What to produce:
Filter the entries below, keeping every line that has the word "heading".

[start of Information provided]

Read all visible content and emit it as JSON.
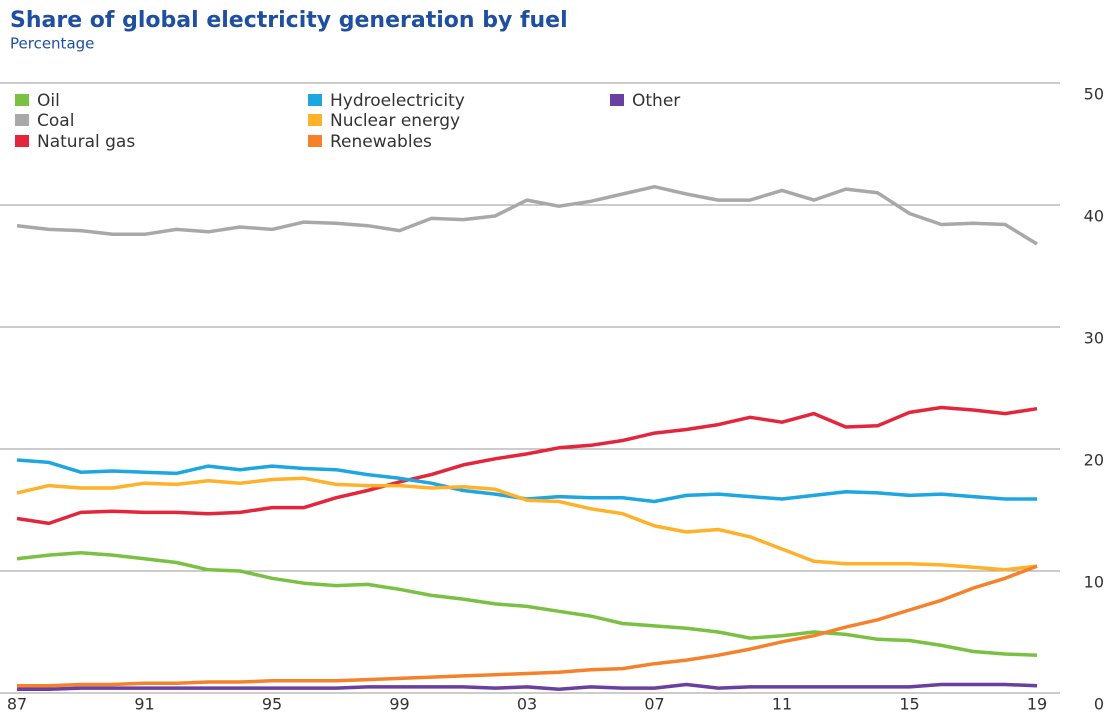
{
  "chart_data": {
    "type": "line",
    "title": "Share of global electricity generation by fuel",
    "subtitle": "Percentage",
    "categories": [
      "87",
      null,
      null,
      null,
      "91",
      null,
      null,
      null,
      "95",
      null,
      null,
      null,
      "99",
      null,
      null,
      null,
      "03",
      null,
      null,
      null,
      "07",
      null,
      null,
      null,
      "11",
      null,
      null,
      null,
      "15",
      null,
      null,
      null,
      "19"
    ],
    "ylim": [
      0,
      50
    ],
    "yticks": [
      0,
      10,
      20,
      30,
      40,
      50
    ],
    "grid": true,
    "series": [
      {
        "name": "Oil",
        "color": "#7ac143",
        "values": [
          11.0,
          11.3,
          11.5,
          11.3,
          11.0,
          10.7,
          10.1,
          10.0,
          9.4,
          9.0,
          8.8,
          8.9,
          8.5,
          8.0,
          7.7,
          7.3,
          7.1,
          6.7,
          6.3,
          5.7,
          5.5,
          5.3,
          5.0,
          4.5,
          4.7,
          5.0,
          4.8,
          4.4,
          4.3,
          3.9,
          3.4,
          3.2,
          3.1
        ]
      },
      {
        "name": "Coal",
        "color": "#a8a8a8",
        "values": [
          38.3,
          38.0,
          37.9,
          37.6,
          37.6,
          38.0,
          37.8,
          38.2,
          38.0,
          38.6,
          38.5,
          38.3,
          37.9,
          38.9,
          38.8,
          39.1,
          40.4,
          39.9,
          40.3,
          40.9,
          41.5,
          40.9,
          40.4,
          40.4,
          41.2,
          40.4,
          41.3,
          41.0,
          39.3,
          38.4,
          38.5,
          38.4,
          36.8
        ]
      },
      {
        "name": "Natural gas",
        "color": "#e3263b",
        "values": [
          14.3,
          13.9,
          14.8,
          14.9,
          14.8,
          14.8,
          14.7,
          14.8,
          15.2,
          15.2,
          16.0,
          16.6,
          17.3,
          17.9,
          18.7,
          19.2,
          19.6,
          20.1,
          20.3,
          20.7,
          21.3,
          21.6,
          22.0,
          22.6,
          22.2,
          22.9,
          21.8,
          21.9,
          23.0,
          23.4,
          23.2,
          22.9,
          23.3
        ]
      },
      {
        "name": "Hydroelectricity",
        "color": "#1ea6e0",
        "values": [
          19.1,
          18.9,
          18.1,
          18.2,
          18.1,
          18.0,
          18.6,
          18.3,
          18.6,
          18.4,
          18.3,
          17.9,
          17.6,
          17.2,
          16.6,
          16.3,
          15.9,
          16.1,
          16.0,
          16.0,
          15.7,
          16.2,
          16.3,
          16.1,
          15.9,
          16.2,
          16.5,
          16.4,
          16.2,
          16.3,
          16.1,
          15.9,
          15.9
        ]
      },
      {
        "name": "Nuclear energy",
        "color": "#ffb12a",
        "values": [
          16.4,
          17.0,
          16.8,
          16.8,
          17.2,
          17.1,
          17.4,
          17.2,
          17.5,
          17.6,
          17.1,
          17.0,
          17.0,
          16.8,
          16.9,
          16.7,
          15.8,
          15.7,
          15.1,
          14.7,
          13.7,
          13.2,
          13.4,
          12.8,
          11.8,
          10.8,
          10.6,
          10.6,
          10.6,
          10.5,
          10.3,
          10.1,
          10.4
        ]
      },
      {
        "name": "Renewables",
        "color": "#f5822a",
        "values": [
          0.6,
          0.6,
          0.7,
          0.7,
          0.8,
          0.8,
          0.9,
          0.9,
          1.0,
          1.0,
          1.0,
          1.1,
          1.2,
          1.3,
          1.4,
          1.5,
          1.6,
          1.7,
          1.9,
          2.0,
          2.4,
          2.7,
          3.1,
          3.6,
          4.2,
          4.7,
          5.4,
          6.0,
          6.8,
          7.6,
          8.6,
          9.4,
          10.4
        ]
      },
      {
        "name": "Other",
        "color": "#6b3fa0",
        "values": [
          0.3,
          0.3,
          0.4,
          0.4,
          0.4,
          0.4,
          0.4,
          0.4,
          0.4,
          0.4,
          0.4,
          0.5,
          0.5,
          0.5,
          0.5,
          0.4,
          0.5,
          0.3,
          0.5,
          0.4,
          0.4,
          0.7,
          0.4,
          0.5,
          0.5,
          0.5,
          0.5,
          0.5,
          0.5,
          0.7,
          0.7,
          0.7,
          0.6
        ]
      }
    ]
  }
}
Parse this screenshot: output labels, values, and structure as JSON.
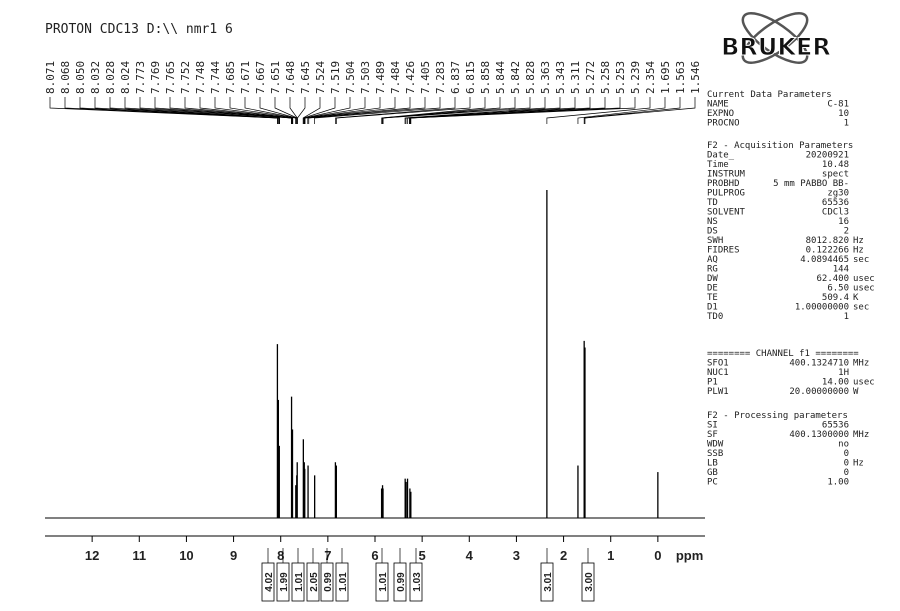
{
  "chart_data": {
    "type": "stick",
    "title": "PROTON CDC13 D:\\\\ nmr1 6",
    "peak_labels": [
      8.071,
      8.068,
      {
        "value": 8.05,
        "label": "8.050"
      },
      8.032,
      8.028,
      8.024,
      7.773,
      7.769,
      7.765,
      7.752,
      7.748,
      7.744,
      7.685,
      7.671,
      7.667,
      7.651,
      7.648,
      7.645,
      7.524,
      7.519,
      7.504,
      7.503,
      7.489,
      7.484,
      7.426,
      7.405,
      7.283,
      6.837,
      6.815,
      5.858,
      5.844,
      5.842,
      5.828,
      5.363,
      5.343,
      5.311,
      5.272,
      5.258,
      5.253,
      5.239,
      2.354,
      1.695,
      1.563,
      1.546
    ],
    "x": [
      8.07,
      8.05,
      8.03,
      7.77,
      7.75,
      7.68,
      7.66,
      7.65,
      7.52,
      7.5,
      7.49,
      7.42,
      7.28,
      6.84,
      6.82,
      5.86,
      5.84,
      5.83,
      5.36,
      5.34,
      5.31,
      5.26,
      5.24,
      2.354,
      1.695,
      1.563,
      1.546,
      0
    ],
    "values": [
      53,
      36,
      22,
      37,
      27,
      10,
      13,
      17,
      24,
      17,
      15,
      16,
      13,
      17,
      16,
      9,
      10,
      9,
      12,
      11,
      12,
      9,
      8,
      100,
      16,
      54,
      52,
      14
    ],
    "xlim": [
      13,
      -1
    ],
    "ylim": [
      0,
      100
    ],
    "xticks": [
      12,
      11,
      10,
      9,
      8,
      7,
      6,
      5,
      4,
      3,
      2,
      1,
      0
    ],
    "x_label": "ppm",
    "integrals": [
      4.02,
      1.99,
      1.01,
      2.05,
      0.99,
      1.01,
      1.01,
      0.99,
      1.03,
      3.01,
      {
        "value": 3,
        "label": "3.00"
      }
    ],
    "color": "#000000"
  },
  "logo": "BRUKER",
  "parameters": [
    {
      "heading": "Current Data Parameters",
      "rows": [
        [
          "NAME",
          "C-81"
        ],
        [
          "EXPNO",
          "10"
        ],
        [
          "PROCNO",
          "1"
        ]
      ]
    },
    {
      "heading": "F2 - Acquisition Parameters",
      "rows": [
        [
          "Date_",
          "20200921"
        ],
        [
          "Time",
          "10.48"
        ],
        [
          "INSTRUM",
          "spect"
        ],
        [
          "PROBHD",
          "5 mm PABBO BB-"
        ],
        [
          "PULPROG",
          "zg30"
        ],
        [
          "TD",
          "65536"
        ],
        [
          "SOLVENT",
          "CDCl3"
        ],
        [
          "NS",
          "16"
        ],
        [
          "DS",
          "2"
        ],
        [
          "SWH",
          "8012.820",
          "Hz"
        ],
        [
          "FIDRES",
          "0.122266",
          "Hz"
        ],
        [
          "AQ",
          "4.0894465",
          "sec"
        ],
        [
          "RG",
          "144"
        ],
        [
          "DW",
          "62.400",
          "usec"
        ],
        [
          "DE",
          "6.50",
          "usec"
        ],
        [
          "TE",
          "509.4",
          "K"
        ],
        [
          "D1",
          "1.00000000",
          "sec"
        ],
        [
          "TD0",
          "1"
        ]
      ]
    },
    {
      "heading": "======== CHANNEL f1 ========",
      "rows": [
        [
          "SFO1",
          "400.1324710",
          "MHz"
        ],
        [
          "NUC1",
          "1H"
        ],
        [
          "P1",
          "14.00",
          "usec"
        ],
        [
          "PLW1",
          "20.00000000",
          "W"
        ]
      ]
    },
    {
      "heading": "F2 - Processing parameters",
      "rows": [
        [
          "SI",
          "65536"
        ],
        [
          "SF",
          "400.1300000",
          "MHz"
        ],
        [
          "WDW",
          "no"
        ],
        [
          "SSB",
          "0"
        ],
        [
          "LB",
          "0",
          "Hz"
        ],
        [
          "GB",
          "0"
        ],
        [
          "PC",
          "1.00"
        ]
      ]
    }
  ]
}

[end of Information provided]

Reply to the exercise:
      "heading": "Current Data Parameters",
      "heading": "F2 - Acquisition Parameters",
      "heading": "======== CHANNEL f1 ========",
      "heading": "F2 - Processing parameters",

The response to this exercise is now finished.